*Task objective*. Every line holding the word "this" counts once. Give the total, nothing more.

*Excerpted data*.

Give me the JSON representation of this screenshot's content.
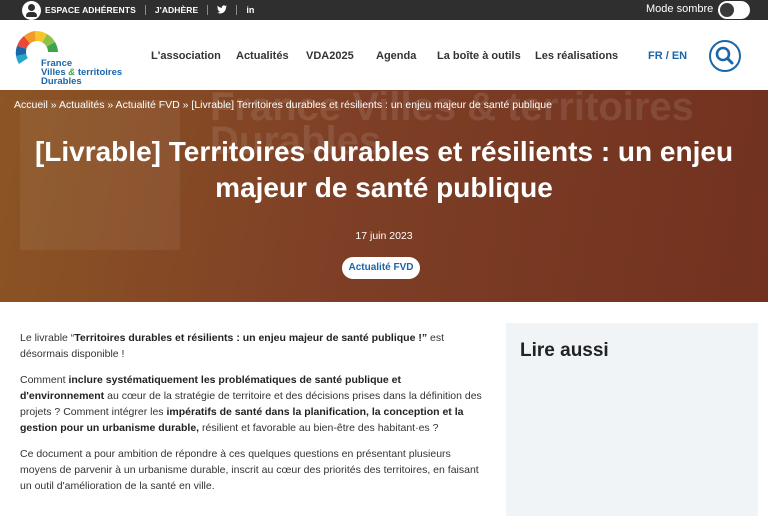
{
  "topbar": {
    "member_space": "ESPACE ADHÉRENTS",
    "join": "J'ADHÈRE",
    "social_twitter": "🐦",
    "social_linkedin": "in",
    "dark_mode_label": "Mode sombre"
  },
  "logo": {
    "line1": "France",
    "line2a": "Villes",
    "amp": "&",
    "line2b": "territoires",
    "line3": "Durables"
  },
  "nav": {
    "items": [
      "L'association",
      "Actualités",
      "VDA2025",
      "Agenda",
      "La boîte à outils",
      "Les réalisations"
    ],
    "lang": "FR / EN"
  },
  "hero": {
    "breadcrumb": "Accueil » Actualités » Actualité FVD » [Livrable] Territoires durables et résilients : un enjeu majeur de santé publique",
    "title": "[Livrable] Territoires durables et résilients : un enjeu majeur de santé publique",
    "date": "17 juin 2023",
    "badge": "Actualité FVD",
    "bg_text": "France Villes & territoires Durables"
  },
  "article": {
    "p1_a": "Le livrable “",
    "p1_b": "Territoires durables et résilients : un enjeu majeur de santé publique !”",
    "p1_c": " est désormais disponible !",
    "p2_a": "Comment ",
    "p2_b": "inclure systématiquement les problématiques de santé publique et d'environnement",
    "p2_c": " au cœur de la stratégie de territoire et des décisions prises dans la définition des projets ? Comment intégrer les ",
    "p2_d": "impératifs de santé dans la planification, la conception et la gestion pour un urbanisme durable,",
    "p2_e": " résilient et favorable au bien-être des habitant·es ?",
    "p3": "Ce document a pour ambition de répondre à ces quelques questions en présentant plusieurs moyens de parvenir à un urbanisme durable, inscrit au cœur des priorités des territoires, en faisant un outil d'amélioration de la santé en ville."
  },
  "aside": {
    "title": "Lire aussi"
  },
  "colors": {
    "accent": "#1b66a8",
    "hero_bg": "#7e3f26",
    "topbar": "#2f2f2f",
    "aside_bg": "#f1f4f7"
  }
}
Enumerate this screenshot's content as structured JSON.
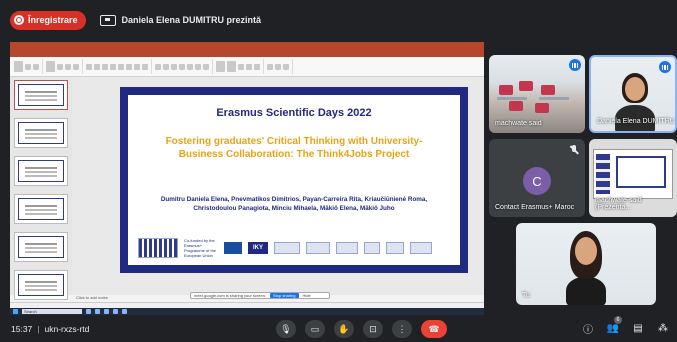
{
  "top": {
    "recording_label": "Înregistrare",
    "presenter_text": "Daniela Elena DUMITRU prezintă"
  },
  "share": {
    "notes_placeholder": "Click to add notes",
    "sharing_banner": "meet.google.com is sharing your screen.",
    "stop_sharing": "Stop sharing",
    "hide": "Hide",
    "taskbar_search": "Search",
    "slide": {
      "title": "Erasmus Scientific Days 2022",
      "subtitle": "Fostering graduates' Critical Thinking with University-Business Collaboration: The Think4Jobs Project",
      "authors": "Dumitru Daniela Elena, Pnevmatikos Dimitrios, Payan-Carreira Rita, Kriaučiūnienė Roma, Christodoulou Panagiota, Minciu Mihaela, Mäkiö Elena, Mäkiö Juho",
      "cofunded": "Co-funded by the Erasmus+ Programme of the European Union",
      "iky": "IKY"
    }
  },
  "participants": [
    {
      "name": "machwate said",
      "state": "speaking"
    },
    {
      "name": "Daniela Elena DUMITRU",
      "state": "speaking"
    },
    {
      "name": "Contact Erasmus+ Maroc",
      "state": "muted",
      "initial": "C"
    },
    {
      "name": "machwate said (Prezenta...",
      "state": "presenting"
    },
    {
      "name": "Tu",
      "state": "self"
    }
  ],
  "bottom": {
    "time": "15:37",
    "meeting_code": "ukn-rxzs-rtd",
    "participant_count": "6"
  },
  "colors": {
    "background": "#202124",
    "record": "#d93025",
    "end_call": "#ea4335",
    "slide_frame": "#1f2a80",
    "slide_subtitle": "#e8a317"
  }
}
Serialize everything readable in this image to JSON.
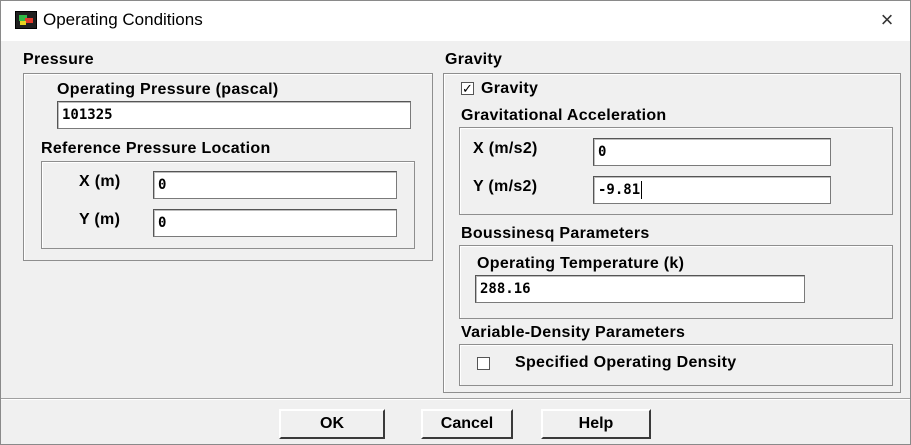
{
  "window": {
    "title": "Operating Conditions",
    "close_glyph": "×",
    "icon": "app-icon"
  },
  "pressure": {
    "heading": "Pressure",
    "operating_pressure_label": "Operating Pressure (pascal)",
    "operating_pressure_value": "101325",
    "ref_location_label": "Reference Pressure Location",
    "x_label": "X (m)",
    "x_value": "0",
    "y_label": "Y (m)",
    "y_value": "0"
  },
  "gravity": {
    "heading": "Gravity",
    "checkbox_label": "Gravity",
    "checkbox_checked": true,
    "check_glyph": "✓",
    "accel_label": "Gravitational Acceleration",
    "x_label": "X (m/s2)",
    "x_value": "0",
    "y_label": "Y (m/s2)",
    "y_value": "-9.81"
  },
  "boussinesq": {
    "heading": "Boussinesq Parameters",
    "temp_label": "Operating Temperature (k)",
    "temp_value": "288.16"
  },
  "variable_density": {
    "heading": "Variable-Density Parameters",
    "checkbox_label": "Specified Operating Density",
    "checkbox_checked": false
  },
  "buttons": {
    "ok": "OK",
    "cancel": "Cancel",
    "help": "Help"
  }
}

*Correct answer*. 3